■ What the exercise asks ■
Reproduce the complete listing without any deviation.

■ Materials provided ■

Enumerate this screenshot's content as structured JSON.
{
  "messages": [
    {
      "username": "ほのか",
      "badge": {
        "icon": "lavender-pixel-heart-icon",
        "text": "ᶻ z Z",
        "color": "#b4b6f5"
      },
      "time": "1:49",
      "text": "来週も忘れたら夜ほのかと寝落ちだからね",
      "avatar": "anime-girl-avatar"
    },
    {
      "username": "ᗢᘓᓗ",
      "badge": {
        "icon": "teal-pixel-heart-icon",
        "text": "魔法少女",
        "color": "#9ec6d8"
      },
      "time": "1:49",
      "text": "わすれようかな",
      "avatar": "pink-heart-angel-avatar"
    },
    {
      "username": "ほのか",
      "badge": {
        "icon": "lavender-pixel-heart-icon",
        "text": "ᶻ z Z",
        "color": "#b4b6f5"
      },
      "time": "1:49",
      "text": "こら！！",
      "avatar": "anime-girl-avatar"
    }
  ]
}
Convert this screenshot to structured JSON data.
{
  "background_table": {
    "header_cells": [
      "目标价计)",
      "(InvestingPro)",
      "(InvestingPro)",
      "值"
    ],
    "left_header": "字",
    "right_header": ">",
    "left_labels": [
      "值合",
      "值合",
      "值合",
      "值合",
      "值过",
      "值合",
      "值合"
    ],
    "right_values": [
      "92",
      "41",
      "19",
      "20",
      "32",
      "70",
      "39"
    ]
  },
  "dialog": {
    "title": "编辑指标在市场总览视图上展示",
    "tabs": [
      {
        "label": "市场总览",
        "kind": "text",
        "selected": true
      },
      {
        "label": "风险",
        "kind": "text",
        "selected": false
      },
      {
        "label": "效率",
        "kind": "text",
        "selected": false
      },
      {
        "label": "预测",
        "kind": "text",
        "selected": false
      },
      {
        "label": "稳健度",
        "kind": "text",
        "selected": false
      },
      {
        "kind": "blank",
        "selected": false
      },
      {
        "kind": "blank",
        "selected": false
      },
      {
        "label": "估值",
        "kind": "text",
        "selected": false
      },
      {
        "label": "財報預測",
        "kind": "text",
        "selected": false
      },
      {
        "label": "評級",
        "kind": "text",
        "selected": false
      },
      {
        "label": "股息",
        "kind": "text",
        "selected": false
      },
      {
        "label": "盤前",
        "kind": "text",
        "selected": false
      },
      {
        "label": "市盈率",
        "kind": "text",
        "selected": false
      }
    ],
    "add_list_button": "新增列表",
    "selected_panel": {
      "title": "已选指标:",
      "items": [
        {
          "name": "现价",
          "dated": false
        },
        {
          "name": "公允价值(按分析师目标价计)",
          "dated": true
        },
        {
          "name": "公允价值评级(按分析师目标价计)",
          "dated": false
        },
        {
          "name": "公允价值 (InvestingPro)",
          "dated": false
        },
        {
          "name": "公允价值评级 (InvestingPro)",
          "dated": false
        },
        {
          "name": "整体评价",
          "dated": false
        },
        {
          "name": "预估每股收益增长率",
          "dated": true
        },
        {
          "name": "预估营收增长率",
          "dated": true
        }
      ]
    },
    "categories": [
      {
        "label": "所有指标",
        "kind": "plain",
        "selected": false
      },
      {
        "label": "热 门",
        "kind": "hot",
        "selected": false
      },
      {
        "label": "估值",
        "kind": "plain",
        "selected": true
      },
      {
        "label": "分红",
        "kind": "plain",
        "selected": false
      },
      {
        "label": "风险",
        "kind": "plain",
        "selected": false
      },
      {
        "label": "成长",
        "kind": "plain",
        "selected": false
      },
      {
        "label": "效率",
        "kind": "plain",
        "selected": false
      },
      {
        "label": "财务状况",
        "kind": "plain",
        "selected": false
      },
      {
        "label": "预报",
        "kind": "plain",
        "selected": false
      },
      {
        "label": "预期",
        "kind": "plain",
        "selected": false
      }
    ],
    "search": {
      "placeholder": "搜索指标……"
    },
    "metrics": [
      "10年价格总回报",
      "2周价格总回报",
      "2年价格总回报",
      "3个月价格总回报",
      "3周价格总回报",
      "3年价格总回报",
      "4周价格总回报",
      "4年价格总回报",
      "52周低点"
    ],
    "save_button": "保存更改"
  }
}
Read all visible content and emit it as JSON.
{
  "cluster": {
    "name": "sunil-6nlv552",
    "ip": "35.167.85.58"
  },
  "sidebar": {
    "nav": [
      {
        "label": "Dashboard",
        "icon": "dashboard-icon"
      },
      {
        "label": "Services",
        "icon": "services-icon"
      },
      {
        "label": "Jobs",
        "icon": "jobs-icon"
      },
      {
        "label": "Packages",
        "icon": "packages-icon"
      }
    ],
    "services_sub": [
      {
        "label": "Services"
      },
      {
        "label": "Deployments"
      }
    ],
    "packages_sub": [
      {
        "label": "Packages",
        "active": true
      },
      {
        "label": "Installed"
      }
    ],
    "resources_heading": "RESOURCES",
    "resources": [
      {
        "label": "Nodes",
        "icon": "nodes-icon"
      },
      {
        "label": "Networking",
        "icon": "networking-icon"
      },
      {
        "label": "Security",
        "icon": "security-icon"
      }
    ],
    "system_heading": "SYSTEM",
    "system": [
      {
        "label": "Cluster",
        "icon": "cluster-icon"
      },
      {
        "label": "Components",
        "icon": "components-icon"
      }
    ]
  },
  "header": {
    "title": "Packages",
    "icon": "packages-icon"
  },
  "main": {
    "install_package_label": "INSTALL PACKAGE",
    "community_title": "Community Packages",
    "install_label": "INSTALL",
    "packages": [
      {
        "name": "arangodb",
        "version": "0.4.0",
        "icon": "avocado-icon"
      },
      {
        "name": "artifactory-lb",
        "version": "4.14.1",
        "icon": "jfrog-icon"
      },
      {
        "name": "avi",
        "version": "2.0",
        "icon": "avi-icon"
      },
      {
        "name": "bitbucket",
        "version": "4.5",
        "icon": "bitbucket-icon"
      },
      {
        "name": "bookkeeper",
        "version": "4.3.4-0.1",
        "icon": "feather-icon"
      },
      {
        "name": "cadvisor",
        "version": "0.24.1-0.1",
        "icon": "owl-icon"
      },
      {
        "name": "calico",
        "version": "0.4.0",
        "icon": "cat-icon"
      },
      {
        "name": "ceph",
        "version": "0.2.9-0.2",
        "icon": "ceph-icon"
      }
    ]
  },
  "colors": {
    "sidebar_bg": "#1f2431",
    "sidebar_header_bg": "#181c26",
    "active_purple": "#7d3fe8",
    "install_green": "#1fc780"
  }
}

■ Response ■
Enumerate this screenshot's content as structured JSON.
{
  "messages": [
    {
      "username": "ほのか",
      "badge": {
        "icon": "lavender-pixel-heart-icon",
        "text": "ᶻ z Z",
        "color": "#b4b6f5"
      },
      "time": "1:49",
      "text": "来週も忘れたら夜ほのかと寝落ちだからね",
      "avatar": "anime-girl-avatar"
    },
    {
      "username": "ᗢᘓᓗ",
      "badge": {
        "icon": "teal-pixel-heart-icon",
        "text": "魔法少女",
        "color": "#9ec6d8"
      },
      "time": "1:49",
      "text": "わすれようかな",
      "avatar": "pink-heart-angel-avatar"
    },
    {
      "username": "ほのか",
      "badge": {
        "icon": "lavender-pixel-heart-icon",
        "text": "ᶻ z Z",
        "color": "#b4b6f5"
      },
      "time": "1:49",
      "text": "こら！！",
      "avatar": "anime-girl-avatar"
    }
  ]
}
Convert this screenshot to structured JSON data.
{
  "background_table": {
    "header_cells": [
      "目标价计)",
      "(InvestingPro)",
      "(InvestingPro)",
      "值"
    ],
    "left_header": "字",
    "right_header": ">",
    "left_labels": [
      "值合",
      "值合",
      "值合",
      "值合",
      "值过",
      "值合",
      "值合"
    ],
    "right_values": [
      "92",
      "41",
      "19",
      "20",
      "32",
      "70",
      "39"
    ]
  },
  "dialog": {
    "title": "编辑指标在市场总览视图上展示",
    "tabs": [
      {
        "label": "市场总览",
        "kind": "text",
        "selected": true
      },
      {
        "label": "风险",
        "kind": "text",
        "selected": false
      },
      {
        "label": "效率",
        "kind": "text",
        "selected": false
      },
      {
        "label": "预测",
        "kind": "text",
        "selected": false
      },
      {
        "label": "稳健度",
        "kind": "text",
        "selected": false
      },
      {
        "kind": "blank",
        "selected": false
      },
      {
        "kind": "blank",
        "selected": false
      },
      {
        "label": "估值",
        "kind": "text",
        "selected": false
      },
      {
        "label": "財報預測",
        "kind": "text",
        "selected": false
      },
      {
        "label": "評級",
        "kind": "text",
        "selected": false
      },
      {
        "label": "股息",
        "kind": "text",
        "selected": false
      },
      {
        "label": "盤前",
        "kind": "text",
        "selected": false
      },
      {
        "label": "市盈率",
        "kind": "text",
        "selected": false
      }
    ],
    "add_list_button": "新增列表",
    "selected_panel": {
      "title": "已选指标:",
      "items": [
        {
          "name": "现价",
          "dated": false
        },
        {
          "name": "公允价值(按分析师目标价计)",
          "dated": true
        },
        {
          "name": "公允价值评级(按分析师目标价计)",
          "dated": false
        },
        {
          "name": "公允价值 (InvestingPro)",
          "dated": false
        },
        {
          "name": "公允价值评级 (InvestingPro)",
          "dated": false
        },
        {
          "name": "整体评价",
          "dated": false
        },
        {
          "name": "预估每股收益增长率",
          "dated": true
        },
        {
          "name": "预估营收增长率",
          "dated": true
        }
      ]
    },
    "categories": [
      {
        "label": "所有指标",
        "kind": "plain",
        "selected": false
      },
      {
        "label": "热 门",
        "kind": "hot",
        "selected": false
      },
      {
        "label": "估值",
        "kind": "plain",
        "selected": true
      },
      {
        "label": "分红",
        "kind": "plain",
        "selected": false
      },
      {
        "label": "风险",
        "kind": "plain",
        "selected": false
      },
      {
        "label": "成长",
        "kind": "plain",
        "selected": false
      },
      {
        "label": "效率",
        "kind": "plain",
        "selected": false
      },
      {
        "label": "财务状况",
        "kind": "plain",
        "selected": false
      },
      {
        "label": "预报",
        "kind": "plain",
        "selected": false
      },
      {
        "label": "预期",
        "kind": "plain",
        "selected": false
      }
    ],
    "search": {
      "placeholder": "搜索指标……"
    },
    "metrics": [
      "10年价格总回报",
      "2周价格总回报",
      "2年价格总回报",
      "3个月价格总回报",
      "3周价格总回报",
      "3年价格总回报",
      "4周价格总回报",
      "4年价格总回报",
      "52周低点"
    ],
    "save_button": "保存更改"
  }
}
Read all visible content and emit it as JSON.
{
  "cluster": {
    "name": "sunil-6nlv552",
    "ip": "35.167.85.58"
  },
  "sidebar": {
    "nav": [
      {
        "label": "Dashboard",
        "icon": "dashboard-icon"
      },
      {
        "label": "Services",
        "icon": "services-icon"
      },
      {
        "label": "Jobs",
        "icon": "jobs-icon"
      },
      {
        "label": "Packages",
        "icon": "packages-icon"
      }
    ],
    "services_sub": [
      {
        "label": "Services"
      },
      {
        "label": "Deployments"
      }
    ],
    "packages_sub": [
      {
        "label": "Packages",
        "active": true
      },
      {
        "label": "Installed"
      }
    ],
    "resources_heading": "RESOURCES",
    "resources": [
      {
        "label": "Nodes",
        "icon": "nodes-icon"
      },
      {
        "label": "Networking",
        "icon": "networking-icon"
      },
      {
        "label": "Security",
        "icon": "security-icon"
      }
    ],
    "system_heading": "SYSTEM",
    "system": [
      {
        "label": "Cluster",
        "icon": "cluster-icon"
      },
      {
        "label": "Components",
        "icon": "components-icon"
      }
    ]
  },
  "header": {
    "title": "Packages",
    "icon": "packages-icon"
  },
  "main": {
    "install_package_label": "INSTALL PACKAGE",
    "community_title": "Community Packages",
    "install_label": "INSTALL",
    "packages": [
      {
        "name": "arangodb",
        "version": "0.4.0",
        "icon": "avocado-icon"
      },
      {
        "name": "artifactory-lb",
        "version": "4.14.1",
        "icon": "jfrog-icon"
      },
      {
        "name": "avi",
        "version": "2.0",
        "icon": "avi-icon"
      },
      {
        "name": "bitbucket",
        "version": "4.5",
        "icon": "bitbucket-icon"
      },
      {
        "name": "bookkeeper",
        "version": "4.3.4-0.1",
        "icon": "feather-icon"
      },
      {
        "name": "cadvisor",
        "version": "0.24.1-0.1",
        "icon": "owl-icon"
      },
      {
        "name": "calico",
        "version": "0.4.0",
        "icon": "cat-icon"
      },
      {
        "name": "ceph",
        "version": "0.2.9-0.2",
        "icon": "ceph-icon"
      }
    ]
  },
  "colors": {
    "sidebar_bg": "#1f2431",
    "sidebar_header_bg": "#181c26",
    "active_purple": "#7d3fe8",
    "install_green": "#1fc780"
  }
}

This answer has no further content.